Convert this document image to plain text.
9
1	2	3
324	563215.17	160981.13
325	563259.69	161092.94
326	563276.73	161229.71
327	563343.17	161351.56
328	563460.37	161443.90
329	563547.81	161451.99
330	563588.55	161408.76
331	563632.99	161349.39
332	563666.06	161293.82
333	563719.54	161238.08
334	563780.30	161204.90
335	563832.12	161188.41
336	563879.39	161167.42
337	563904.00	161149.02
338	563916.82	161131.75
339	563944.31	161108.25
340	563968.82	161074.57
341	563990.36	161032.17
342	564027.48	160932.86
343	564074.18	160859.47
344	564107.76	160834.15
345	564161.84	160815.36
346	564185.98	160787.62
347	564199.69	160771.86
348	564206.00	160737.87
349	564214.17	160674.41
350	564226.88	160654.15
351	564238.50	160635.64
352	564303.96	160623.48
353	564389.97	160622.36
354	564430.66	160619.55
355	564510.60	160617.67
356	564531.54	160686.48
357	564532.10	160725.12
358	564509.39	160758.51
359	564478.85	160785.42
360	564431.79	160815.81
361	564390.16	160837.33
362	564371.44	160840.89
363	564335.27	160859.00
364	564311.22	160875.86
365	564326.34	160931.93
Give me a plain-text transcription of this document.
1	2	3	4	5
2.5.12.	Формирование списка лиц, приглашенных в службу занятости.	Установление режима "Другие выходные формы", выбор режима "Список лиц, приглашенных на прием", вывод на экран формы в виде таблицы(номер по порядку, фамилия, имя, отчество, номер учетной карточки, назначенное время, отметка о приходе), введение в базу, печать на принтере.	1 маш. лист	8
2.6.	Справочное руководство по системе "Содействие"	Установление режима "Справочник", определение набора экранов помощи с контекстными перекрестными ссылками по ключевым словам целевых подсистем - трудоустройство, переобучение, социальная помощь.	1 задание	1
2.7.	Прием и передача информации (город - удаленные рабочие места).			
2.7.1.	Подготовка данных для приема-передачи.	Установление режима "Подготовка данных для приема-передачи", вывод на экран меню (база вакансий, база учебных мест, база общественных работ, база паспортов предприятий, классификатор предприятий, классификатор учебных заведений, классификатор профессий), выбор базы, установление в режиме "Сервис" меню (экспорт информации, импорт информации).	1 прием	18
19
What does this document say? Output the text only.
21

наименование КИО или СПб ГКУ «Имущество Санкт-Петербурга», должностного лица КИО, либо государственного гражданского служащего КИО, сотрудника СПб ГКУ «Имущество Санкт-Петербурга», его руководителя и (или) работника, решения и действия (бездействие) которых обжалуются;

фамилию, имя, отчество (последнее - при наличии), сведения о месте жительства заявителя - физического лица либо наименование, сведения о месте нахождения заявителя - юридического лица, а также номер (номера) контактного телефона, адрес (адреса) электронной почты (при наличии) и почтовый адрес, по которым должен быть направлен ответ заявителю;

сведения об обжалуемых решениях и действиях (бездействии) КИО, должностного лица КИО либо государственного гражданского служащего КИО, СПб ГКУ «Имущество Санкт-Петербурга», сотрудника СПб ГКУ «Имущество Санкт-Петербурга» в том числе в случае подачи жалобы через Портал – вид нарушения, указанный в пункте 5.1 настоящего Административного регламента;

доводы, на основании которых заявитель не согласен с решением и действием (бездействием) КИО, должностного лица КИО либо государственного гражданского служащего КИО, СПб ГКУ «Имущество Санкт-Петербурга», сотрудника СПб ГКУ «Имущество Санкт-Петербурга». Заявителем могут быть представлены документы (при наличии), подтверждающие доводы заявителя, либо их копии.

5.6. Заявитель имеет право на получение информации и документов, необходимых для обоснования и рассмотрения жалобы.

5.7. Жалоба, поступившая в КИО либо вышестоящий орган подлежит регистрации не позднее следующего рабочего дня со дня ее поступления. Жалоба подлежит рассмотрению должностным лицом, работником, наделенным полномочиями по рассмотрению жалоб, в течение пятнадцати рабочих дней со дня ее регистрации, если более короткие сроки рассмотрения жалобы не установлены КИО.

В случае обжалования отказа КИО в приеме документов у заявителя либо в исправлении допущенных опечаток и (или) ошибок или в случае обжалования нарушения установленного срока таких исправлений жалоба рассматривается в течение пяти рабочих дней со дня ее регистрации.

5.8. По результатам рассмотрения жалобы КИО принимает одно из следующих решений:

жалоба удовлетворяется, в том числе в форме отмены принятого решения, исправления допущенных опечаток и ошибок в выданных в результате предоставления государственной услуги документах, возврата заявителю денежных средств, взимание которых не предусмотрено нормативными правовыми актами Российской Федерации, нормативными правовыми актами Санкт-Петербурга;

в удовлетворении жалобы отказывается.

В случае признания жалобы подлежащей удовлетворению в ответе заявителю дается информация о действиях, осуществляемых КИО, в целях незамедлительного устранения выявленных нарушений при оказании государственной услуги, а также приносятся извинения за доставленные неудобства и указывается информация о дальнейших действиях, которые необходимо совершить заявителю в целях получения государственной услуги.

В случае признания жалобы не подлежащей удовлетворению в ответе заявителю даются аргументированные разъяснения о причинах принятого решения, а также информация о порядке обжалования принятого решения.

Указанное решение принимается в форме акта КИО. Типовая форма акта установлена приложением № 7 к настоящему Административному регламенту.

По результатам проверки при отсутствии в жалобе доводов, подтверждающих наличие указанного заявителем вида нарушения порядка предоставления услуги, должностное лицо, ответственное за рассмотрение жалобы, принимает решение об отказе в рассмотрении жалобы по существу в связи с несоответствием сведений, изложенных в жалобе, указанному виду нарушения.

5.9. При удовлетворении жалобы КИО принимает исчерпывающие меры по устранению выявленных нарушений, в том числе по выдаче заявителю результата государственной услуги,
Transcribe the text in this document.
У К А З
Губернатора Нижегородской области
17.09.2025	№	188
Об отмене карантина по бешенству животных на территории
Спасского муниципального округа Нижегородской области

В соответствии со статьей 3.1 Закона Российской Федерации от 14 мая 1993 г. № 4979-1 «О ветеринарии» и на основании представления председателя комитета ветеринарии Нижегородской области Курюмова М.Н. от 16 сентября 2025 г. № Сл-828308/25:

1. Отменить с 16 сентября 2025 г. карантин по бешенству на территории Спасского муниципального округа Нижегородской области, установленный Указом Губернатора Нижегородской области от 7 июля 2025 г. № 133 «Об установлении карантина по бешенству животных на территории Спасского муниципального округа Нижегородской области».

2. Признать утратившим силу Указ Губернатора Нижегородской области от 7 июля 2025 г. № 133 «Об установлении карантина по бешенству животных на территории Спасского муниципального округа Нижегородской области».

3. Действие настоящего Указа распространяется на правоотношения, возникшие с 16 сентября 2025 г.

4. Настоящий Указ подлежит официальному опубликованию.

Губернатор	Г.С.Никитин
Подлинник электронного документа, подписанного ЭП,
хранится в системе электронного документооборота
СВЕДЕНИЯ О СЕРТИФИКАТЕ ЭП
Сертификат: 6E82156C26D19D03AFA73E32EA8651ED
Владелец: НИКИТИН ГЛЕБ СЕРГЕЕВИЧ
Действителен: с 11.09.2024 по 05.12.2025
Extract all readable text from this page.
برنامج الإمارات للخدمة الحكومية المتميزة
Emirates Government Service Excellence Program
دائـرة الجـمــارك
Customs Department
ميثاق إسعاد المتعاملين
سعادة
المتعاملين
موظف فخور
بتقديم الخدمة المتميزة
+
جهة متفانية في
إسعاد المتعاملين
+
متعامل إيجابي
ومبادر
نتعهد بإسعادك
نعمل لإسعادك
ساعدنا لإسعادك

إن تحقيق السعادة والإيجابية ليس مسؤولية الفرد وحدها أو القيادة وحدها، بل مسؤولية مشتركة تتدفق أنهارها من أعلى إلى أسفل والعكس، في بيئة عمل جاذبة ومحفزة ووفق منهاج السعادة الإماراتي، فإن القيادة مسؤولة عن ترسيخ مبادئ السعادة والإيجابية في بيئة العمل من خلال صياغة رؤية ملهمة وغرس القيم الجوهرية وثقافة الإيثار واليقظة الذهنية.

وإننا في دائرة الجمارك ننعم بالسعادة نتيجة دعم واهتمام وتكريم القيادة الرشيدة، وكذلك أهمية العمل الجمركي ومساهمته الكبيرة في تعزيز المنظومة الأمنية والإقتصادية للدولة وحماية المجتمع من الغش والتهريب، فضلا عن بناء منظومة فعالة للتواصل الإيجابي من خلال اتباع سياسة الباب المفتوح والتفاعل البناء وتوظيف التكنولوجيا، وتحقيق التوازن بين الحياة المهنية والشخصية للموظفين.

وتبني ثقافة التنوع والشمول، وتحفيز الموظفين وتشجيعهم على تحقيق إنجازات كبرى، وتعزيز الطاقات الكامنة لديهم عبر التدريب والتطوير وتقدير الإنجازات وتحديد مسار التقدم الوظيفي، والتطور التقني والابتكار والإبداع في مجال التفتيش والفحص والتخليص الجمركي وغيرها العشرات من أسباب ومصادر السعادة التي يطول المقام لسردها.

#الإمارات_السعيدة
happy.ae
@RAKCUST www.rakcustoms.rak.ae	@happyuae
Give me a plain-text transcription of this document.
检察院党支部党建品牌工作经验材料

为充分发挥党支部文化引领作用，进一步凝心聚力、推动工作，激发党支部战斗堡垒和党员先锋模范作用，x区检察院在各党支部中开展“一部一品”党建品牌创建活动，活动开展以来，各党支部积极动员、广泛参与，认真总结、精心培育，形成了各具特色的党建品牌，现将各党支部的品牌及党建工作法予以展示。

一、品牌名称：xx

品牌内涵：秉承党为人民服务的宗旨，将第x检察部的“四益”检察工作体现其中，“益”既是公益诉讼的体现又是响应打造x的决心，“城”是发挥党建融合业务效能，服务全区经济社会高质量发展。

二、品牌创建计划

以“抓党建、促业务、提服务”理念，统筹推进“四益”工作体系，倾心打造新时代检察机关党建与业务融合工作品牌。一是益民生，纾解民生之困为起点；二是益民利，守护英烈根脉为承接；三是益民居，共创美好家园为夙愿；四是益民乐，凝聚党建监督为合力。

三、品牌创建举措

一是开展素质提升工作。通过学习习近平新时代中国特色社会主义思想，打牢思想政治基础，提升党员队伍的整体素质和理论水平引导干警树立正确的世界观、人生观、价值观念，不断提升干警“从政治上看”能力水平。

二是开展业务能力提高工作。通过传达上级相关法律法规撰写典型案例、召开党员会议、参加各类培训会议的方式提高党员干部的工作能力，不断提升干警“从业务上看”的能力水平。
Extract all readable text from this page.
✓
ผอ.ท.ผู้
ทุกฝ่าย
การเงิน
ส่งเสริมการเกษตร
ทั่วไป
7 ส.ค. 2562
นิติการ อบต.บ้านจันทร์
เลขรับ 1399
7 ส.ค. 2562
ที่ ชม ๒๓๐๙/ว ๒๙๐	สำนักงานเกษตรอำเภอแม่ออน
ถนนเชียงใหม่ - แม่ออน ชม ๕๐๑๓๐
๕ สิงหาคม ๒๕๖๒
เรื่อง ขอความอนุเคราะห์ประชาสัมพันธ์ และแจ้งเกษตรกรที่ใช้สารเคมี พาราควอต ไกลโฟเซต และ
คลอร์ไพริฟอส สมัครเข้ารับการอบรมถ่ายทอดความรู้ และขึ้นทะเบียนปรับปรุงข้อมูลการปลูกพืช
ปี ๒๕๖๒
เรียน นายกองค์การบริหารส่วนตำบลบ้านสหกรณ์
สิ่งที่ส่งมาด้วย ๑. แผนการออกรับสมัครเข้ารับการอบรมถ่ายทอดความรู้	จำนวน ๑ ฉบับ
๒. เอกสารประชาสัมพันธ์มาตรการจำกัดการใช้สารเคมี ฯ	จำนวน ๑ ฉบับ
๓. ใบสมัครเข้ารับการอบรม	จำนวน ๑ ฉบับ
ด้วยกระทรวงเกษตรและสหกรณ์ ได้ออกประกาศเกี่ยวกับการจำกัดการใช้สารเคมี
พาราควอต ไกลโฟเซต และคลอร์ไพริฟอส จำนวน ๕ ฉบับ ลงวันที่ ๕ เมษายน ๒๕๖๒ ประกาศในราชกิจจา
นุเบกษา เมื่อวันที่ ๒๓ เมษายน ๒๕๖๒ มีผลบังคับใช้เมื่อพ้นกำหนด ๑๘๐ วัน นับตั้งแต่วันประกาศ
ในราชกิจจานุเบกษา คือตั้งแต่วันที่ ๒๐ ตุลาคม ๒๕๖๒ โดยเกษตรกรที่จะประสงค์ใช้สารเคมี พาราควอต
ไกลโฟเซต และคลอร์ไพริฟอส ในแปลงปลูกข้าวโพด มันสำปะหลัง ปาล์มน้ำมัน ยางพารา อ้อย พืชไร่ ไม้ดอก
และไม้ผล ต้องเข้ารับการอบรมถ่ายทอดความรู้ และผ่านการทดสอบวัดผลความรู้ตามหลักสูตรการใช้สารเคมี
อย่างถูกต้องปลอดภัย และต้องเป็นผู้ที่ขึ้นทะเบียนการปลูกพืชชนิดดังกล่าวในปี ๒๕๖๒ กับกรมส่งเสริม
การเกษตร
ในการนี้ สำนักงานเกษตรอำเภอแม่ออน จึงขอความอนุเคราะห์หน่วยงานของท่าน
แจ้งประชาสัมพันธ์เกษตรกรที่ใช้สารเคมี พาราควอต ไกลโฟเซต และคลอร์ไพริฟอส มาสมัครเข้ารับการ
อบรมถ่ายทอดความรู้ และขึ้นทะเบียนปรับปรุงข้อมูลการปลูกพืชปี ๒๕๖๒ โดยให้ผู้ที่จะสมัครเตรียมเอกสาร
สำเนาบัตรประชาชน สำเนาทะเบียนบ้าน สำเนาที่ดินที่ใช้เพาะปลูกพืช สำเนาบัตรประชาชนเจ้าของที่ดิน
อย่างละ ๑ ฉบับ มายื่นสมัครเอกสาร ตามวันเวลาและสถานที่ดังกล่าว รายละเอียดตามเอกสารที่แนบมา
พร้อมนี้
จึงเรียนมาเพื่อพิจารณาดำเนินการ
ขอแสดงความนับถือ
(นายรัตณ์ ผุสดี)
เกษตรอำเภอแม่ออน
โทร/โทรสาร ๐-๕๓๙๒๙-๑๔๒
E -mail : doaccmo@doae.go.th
═══
Copy every line of the listing that includes the string "งเสร".

ส่งเสริมการเกษตร
อย่างถูกต้องปลอดภัย และต้องเป็นผู้ที่ขึ้นทะเบียนการปลูกพืชชนิดดังกล่าวในปี ๒๕๖๒ กับกรมส่งเสริม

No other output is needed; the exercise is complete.